- [YOUR GOAL]:
List all lines in the material below that contain "index".

-- BEGIN --

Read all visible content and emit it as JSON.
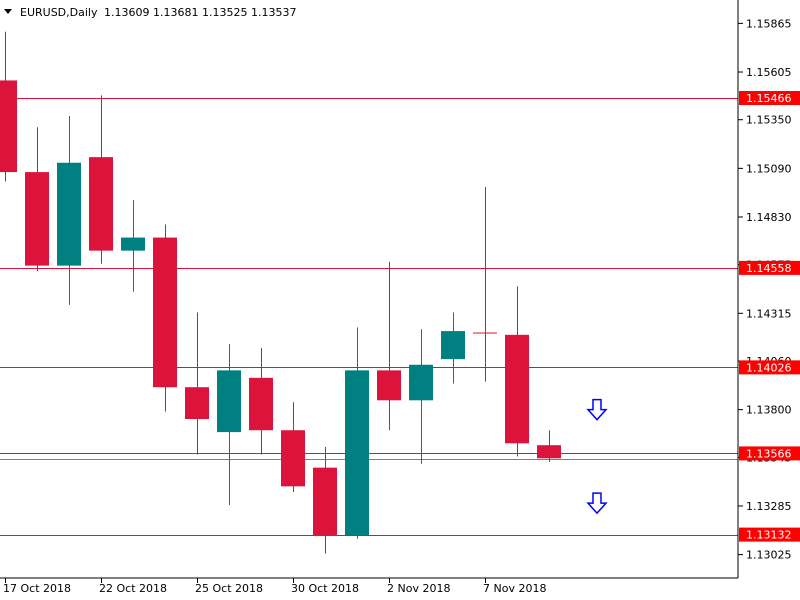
{
  "chart_header": {
    "symbol": "EURUSD,Daily",
    "ohlc": "1.13609 1.13681 1.13525 1.13537"
  },
  "colors": {
    "bull": "#008080",
    "bear": "#DC143C",
    "hline": "#DC143C",
    "label_bg": "#FF0000",
    "frame": "#000000",
    "arrow": "#0000FF",
    "bid_line": "#708090"
  },
  "chart_data": {
    "type": "candlestick",
    "title": "EURUSD,Daily  1.13609 1.13681 1.13525 1.13537",
    "ylim": [
      1.129,
      1.1599
    ],
    "yticks": [
      "1.15865",
      "1.15605",
      "1.15350",
      "1.15090",
      "1.14830",
      "1.14575",
      "1.14315",
      "1.14060",
      "1.13800",
      "1.13545",
      "1.13285",
      "1.13025"
    ],
    "xtick_labels": [
      {
        "label": "17 Oct 2018",
        "index": 0
      },
      {
        "label": "22 Oct 2018",
        "index": 3
      },
      {
        "label": "25 Oct 2018",
        "index": 6
      },
      {
        "label": "30 Oct 2018",
        "index": 9
      },
      {
        "label": "2 Nov 2018",
        "index": 12
      },
      {
        "label": "7 Nov 2018",
        "index": 15
      }
    ],
    "candles": [
      {
        "open": 1.1556,
        "high": 1.1582,
        "low": 1.1502,
        "close": 1.1507
      },
      {
        "open": 1.1507,
        "high": 1.1531,
        "low": 1.1454,
        "close": 1.1457
      },
      {
        "open": 1.1457,
        "high": 1.1537,
        "low": 1.1436,
        "close": 1.1512
      },
      {
        "open": 1.1515,
        "high": 1.1548,
        "low": 1.1458,
        "close": 1.1465
      },
      {
        "open": 1.1465,
        "high": 1.1492,
        "low": 1.1443,
        "close": 1.1472
      },
      {
        "open": 1.1472,
        "high": 1.1479,
        "low": 1.1379,
        "close": 1.1392
      },
      {
        "open": 1.1392,
        "high": 1.1432,
        "low": 1.1356,
        "close": 1.1375
      },
      {
        "open": 1.1368,
        "high": 1.1415,
        "low": 1.1329,
        "close": 1.1401
      },
      {
        "open": 1.1397,
        "high": 1.1413,
        "low": 1.1356,
        "close": 1.1369
      },
      {
        "open": 1.1369,
        "high": 1.1384,
        "low": 1.1336,
        "close": 1.1339
      },
      {
        "open": 1.1349,
        "high": 1.136,
        "low": 1.1303,
        "close": 1.1313
      },
      {
        "open": 1.1313,
        "high": 1.1424,
        "low": 1.1311,
        "close": 1.1401
      },
      {
        "open": 1.1401,
        "high": 1.1459,
        "low": 1.1369,
        "close": 1.1385
      },
      {
        "open": 1.1385,
        "high": 1.1423,
        "low": 1.1351,
        "close": 1.1404
      },
      {
        "open": 1.1407,
        "high": 1.1432,
        "low": 1.1394,
        "close": 1.1422
      },
      {
        "open": 1.1421,
        "high": 1.1499,
        "low": 1.1395,
        "close": 1.1421
      },
      {
        "open": 1.142,
        "high": 1.1446,
        "low": 1.1355,
        "close": 1.1362
      },
      {
        "open": 1.1361,
        "high": 1.1369,
        "low": 1.1352,
        "close": 1.1354
      }
    ],
    "horizontal_levels": [
      {
        "value": 1.15466,
        "label": "1.15466"
      },
      {
        "value": 1.14558,
        "label": "1.14558"
      },
      {
        "value": 1.14026,
        "label": "1.14026"
      },
      {
        "value": 1.13566,
        "label": "1.13566"
      },
      {
        "value": 1.13132,
        "label": "1.13132"
      }
    ],
    "bid_line": 1.13537,
    "annotations": [
      {
        "type": "arrow-down",
        "index": 18.5,
        "price": 1.138
      },
      {
        "type": "arrow-down",
        "index": 18.5,
        "price": 1.133
      }
    ]
  }
}
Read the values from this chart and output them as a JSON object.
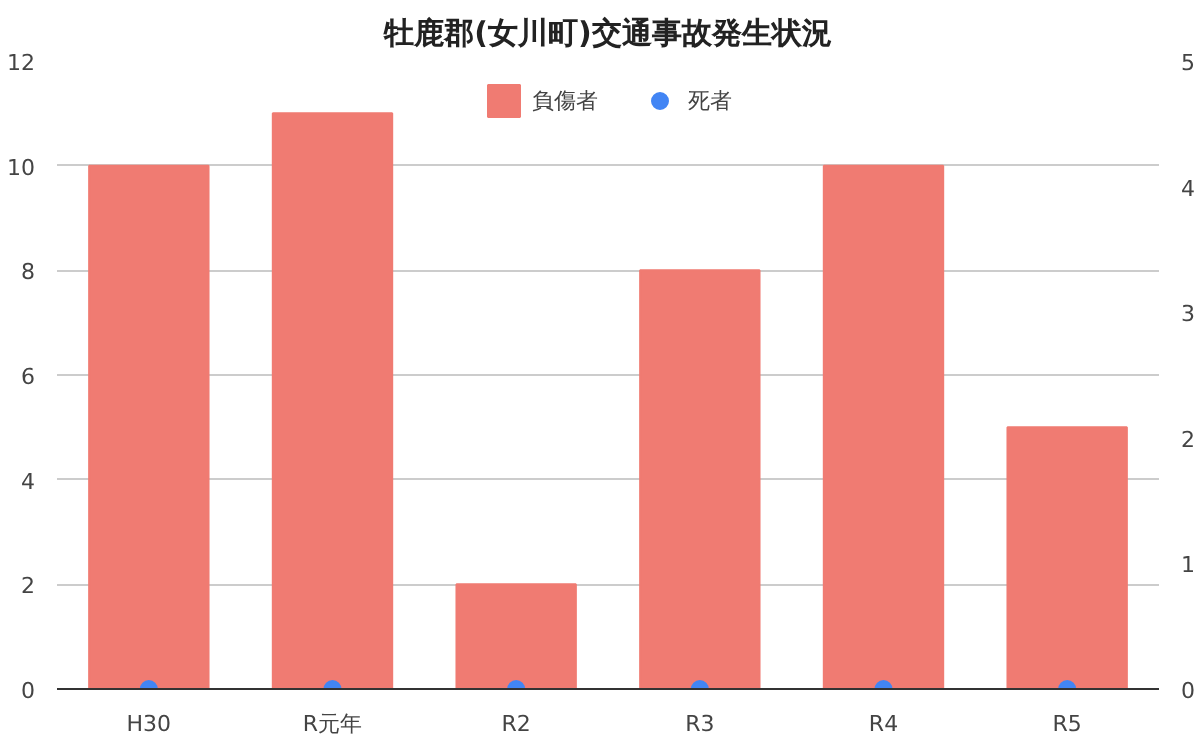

-- END --

- [FINAL RESULT]:
        "index": 0
        "index": 3
        "index": 6
        "index": 9
        "index": 12
        "index": 15
        "index": 18.5,
        "index": 18.5,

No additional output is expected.